**Exercise task**
Type out the complete listing below word for word, without its pictures.

**Dataset excerpts**
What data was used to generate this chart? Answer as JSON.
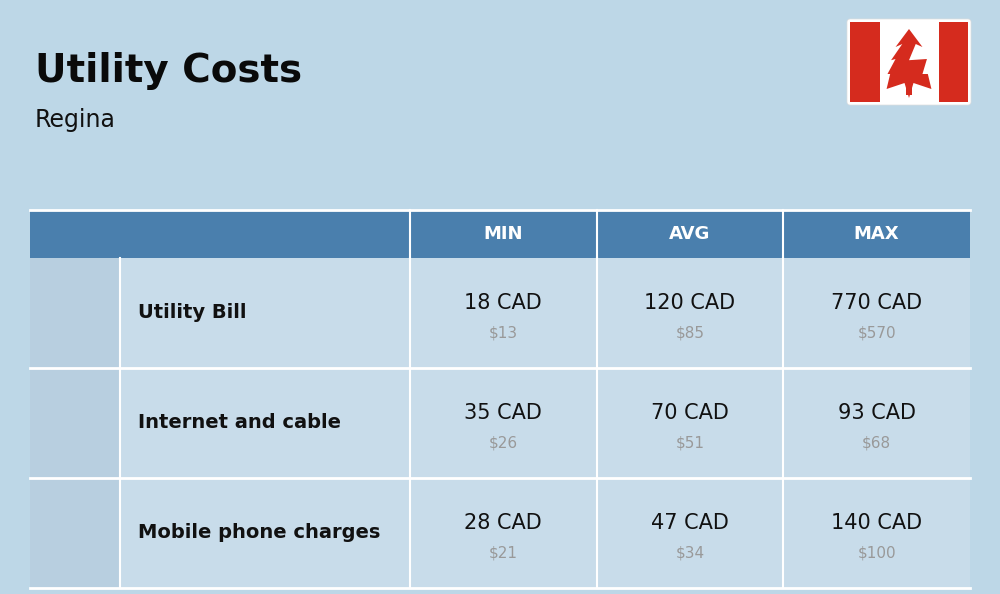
{
  "title": "Utility Costs",
  "subtitle": "Regina",
  "background_color": "#bdd7e7",
  "header_color": "#4a7fad",
  "header_text_color": "#ffffff",
  "row_color": "#c8dcea",
  "icon_col_color": "#b8cfe0",
  "separator_color": "#ffffff",
  "col_headers": [
    "MIN",
    "AVG",
    "MAX"
  ],
  "rows": [
    {
      "label": "Utility Bill",
      "min_cad": "18 CAD",
      "min_usd": "$13",
      "avg_cad": "120 CAD",
      "avg_usd": "$85",
      "max_cad": "770 CAD",
      "max_usd": "$570"
    },
    {
      "label": "Internet and cable",
      "min_cad": "35 CAD",
      "min_usd": "$26",
      "avg_cad": "70 CAD",
      "avg_usd": "$51",
      "max_cad": "93 CAD",
      "max_usd": "$68"
    },
    {
      "label": "Mobile phone charges",
      "min_cad": "28 CAD",
      "min_usd": "$21",
      "avg_cad": "47 CAD",
      "avg_usd": "$34",
      "max_cad": "140 CAD",
      "max_usd": "$100"
    }
  ],
  "flag_red": "#d52b1e",
  "flag_white": "#ffffff",
  "title_fontsize": 28,
  "subtitle_fontsize": 17,
  "header_fontsize": 13,
  "cad_fontsize": 15,
  "usd_fontsize": 11,
  "label_fontsize": 14,
  "usd_color": "#999999",
  "label_color": "#111111",
  "cad_color": "#111111"
}
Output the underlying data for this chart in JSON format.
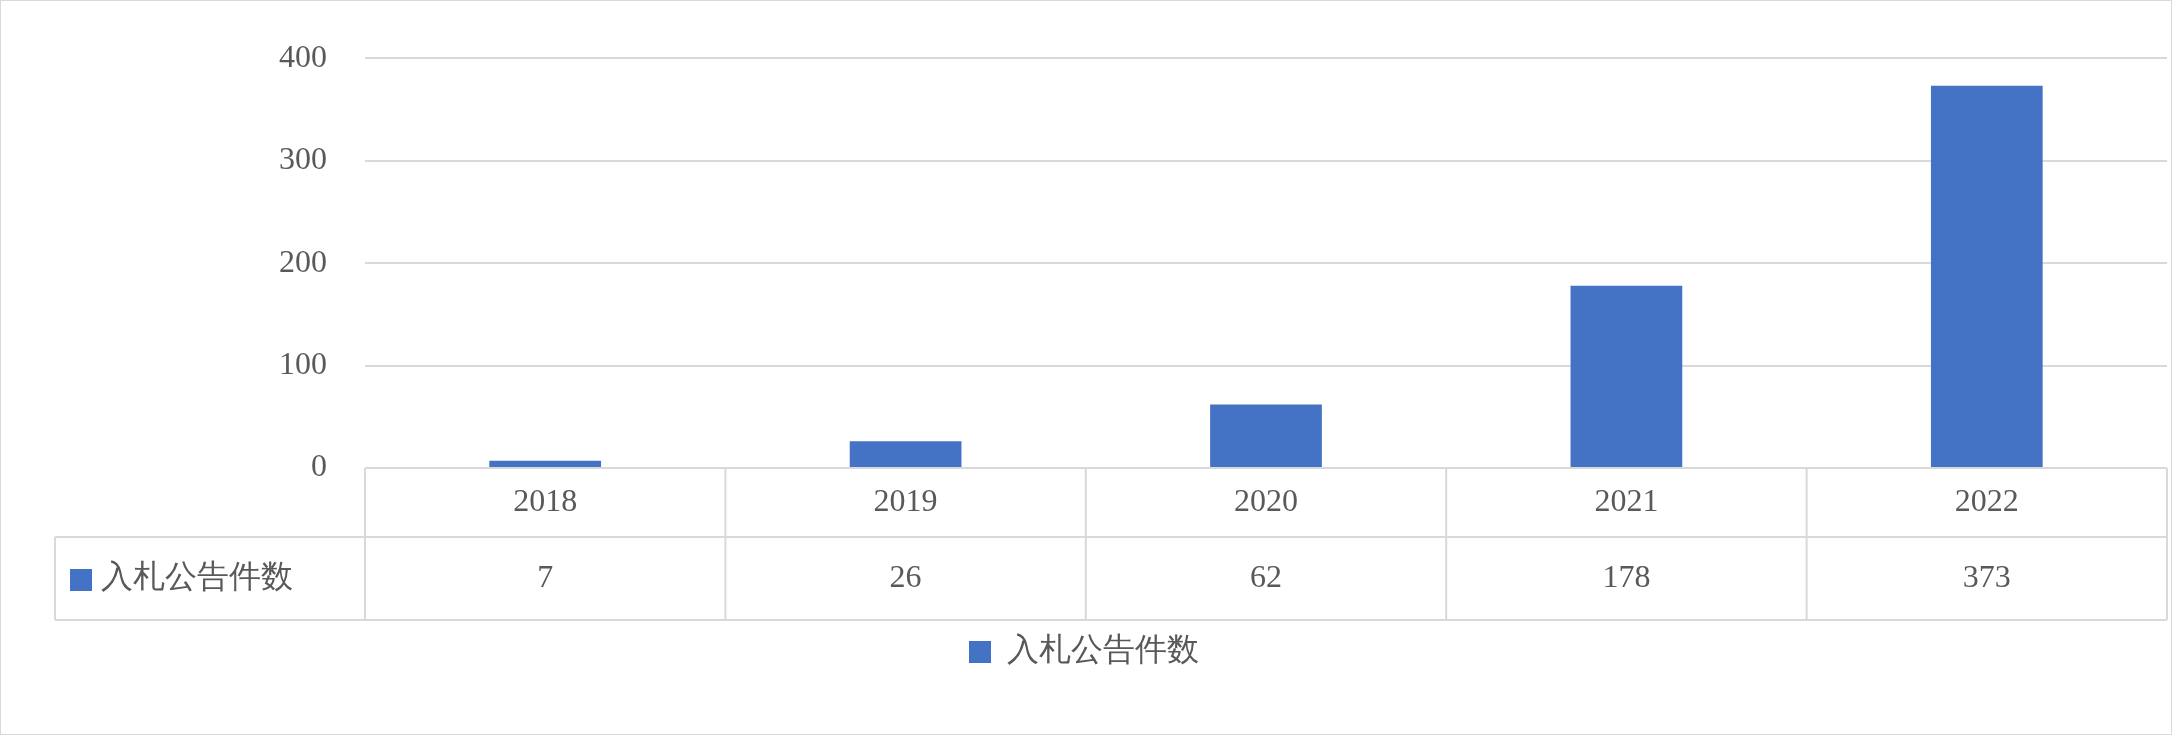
{
  "chart_data": {
    "type": "bar",
    "categories": [
      "2018",
      "2019",
      "2020",
      "2021",
      "2022"
    ],
    "series": [
      {
        "name": "入札公告件数",
        "color": "#4472c4",
        "values": [
          7,
          26,
          62,
          178,
          373
        ]
      }
    ],
    "ylim": [
      0,
      400
    ],
    "yticks": [
      0,
      100,
      200,
      300,
      400
    ],
    "grid": "y",
    "legend": "bottom",
    "data_labels": true
  }
}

**Answer to the task**
What data was used to generate this chart? Answer as JSON.
{
  "title": "Utility Costs",
  "subtitle": "Regina",
  "background_color": "#bdd7e7",
  "header_color": "#4a7fad",
  "header_text_color": "#ffffff",
  "row_color": "#c8dcea",
  "icon_col_color": "#b8cfe0",
  "separator_color": "#ffffff",
  "col_headers": [
    "MIN",
    "AVG",
    "MAX"
  ],
  "rows": [
    {
      "label": "Utility Bill",
      "min_cad": "18 CAD",
      "min_usd": "$13",
      "avg_cad": "120 CAD",
      "avg_usd": "$85",
      "max_cad": "770 CAD",
      "max_usd": "$570"
    },
    {
      "label": "Internet and cable",
      "min_cad": "35 CAD",
      "min_usd": "$26",
      "avg_cad": "70 CAD",
      "avg_usd": "$51",
      "max_cad": "93 CAD",
      "max_usd": "$68"
    },
    {
      "label": "Mobile phone charges",
      "min_cad": "28 CAD",
      "min_usd": "$21",
      "avg_cad": "47 CAD",
      "avg_usd": "$34",
      "max_cad": "140 CAD",
      "max_usd": "$100"
    }
  ],
  "flag_red": "#d52b1e",
  "flag_white": "#ffffff",
  "title_fontsize": 28,
  "subtitle_fontsize": 17,
  "header_fontsize": 13,
  "cad_fontsize": 15,
  "usd_fontsize": 11,
  "label_fontsize": 14,
  "usd_color": "#999999",
  "label_color": "#111111",
  "cad_color": "#111111"
}
Output the underlying data for this chart in JSON format.
{
  "chart_data": {
    "type": "bar",
    "categories": [
      "2018",
      "2019",
      "2020",
      "2021",
      "2022"
    ],
    "series": [
      {
        "name": "入札公告件数",
        "color": "#4472c4",
        "values": [
          7,
          26,
          62,
          178,
          373
        ]
      }
    ],
    "ylim": [
      0,
      400
    ],
    "yticks": [
      0,
      100,
      200,
      300,
      400
    ],
    "grid": "y",
    "legend": "bottom",
    "data_labels": true
  }
}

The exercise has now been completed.